◆ **REQUIRED WORK**: Take each line containing the word "генетического" and copy it.

◆ **RECORD EXTRACTS**:
• • • •

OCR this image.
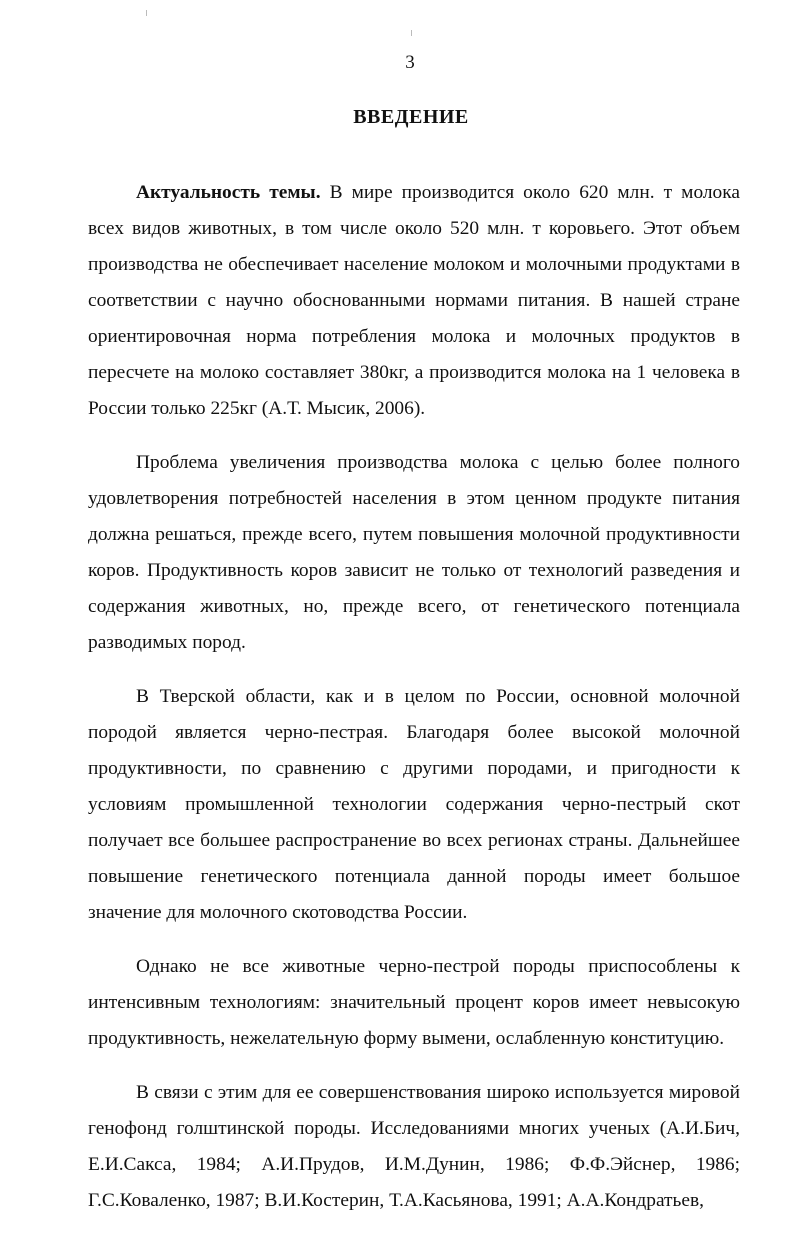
3
ВВЕДЕНИЕ

Актуальность темы. В мире производится около 620 млн. т молока всех видов животных, в том числе около 520 млн. т коровьего. Этот объем производства не обеспечивает население молоком и молочными продуктами в соответствии с научно обоснованными нормами питания. В нашей стране ориентировочная норма потребления молока и молочных продуктов в пересчете на молоко составляет 380кг, а производится молока на 1 человека в России только 225кг (А.Т. Мысик, 2006).

Проблема увеличения производства молока с целью более полного удовлетворения потребностей населения в этом ценном продукте питания должна решаться, прежде всего, путем повышения молочной продуктивности коров. Продуктивность коров зависит не только от технологий разведения и содержания животных, но, прежде всего, от генетического потенциала разводимых пород.

В Тверской области, как и в целом по России, основной молочной породой является черно-пестрая. Благодаря более высокой молочной продуктивности, по сравнению с другими породами, и пригодности к условиям промышленной технологии содержания черно-пестрый скот получает все большее распространение во всех регионах страны. Дальнейшее повышение генетического потенциала данной породы имеет большое значение для молочного скотоводства России.

Однако не все животные черно-пестрой породы приспособлены к интенсивным технологиям: значительный процент коров имеет невысокую продуктивность, нежелательную форму вымени, ослабленную конституцию.

В связи с этим для ее совершенствования широко используется мировой генофонд голштинской породы. Исследованиями многих ученых (А.И.Бич, Е.И.Сакса, 1984; А.И.Прудов, И.М.Дунин, 1986; Ф.Ф.Эйснер, 1986; Г.С.Коваленко, 1987; В.И.Костерин, Т.А.Касьянова, 1991; А.А.Кондратьев,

• • • •

◆ **WRITTEN RESPONSE**:
Проблема увеличения производства молока с целью более полного удовлетворения потребностей населения в этом ценном продукте питания должна решаться, прежде всего, путем повышения молочной продуктивности коров. Продуктивность коров зависит не только от технологий разведения и содержания животных, но, прежде всего, от генетического потенциала разводимых пород.
В Тверской области, как и в целом по России, основной молочной породой является черно-пестрая. Благодаря более высокой молочной продуктивности, по сравнению с другими породами, и пригодности к условиям промышленной технологии содержания черно-пестрый скот получает все большее распространение во всех регионах страны. Дальнейшее повышение генетического потенциала данной породы имеет большое значение для молочного скотоводства России.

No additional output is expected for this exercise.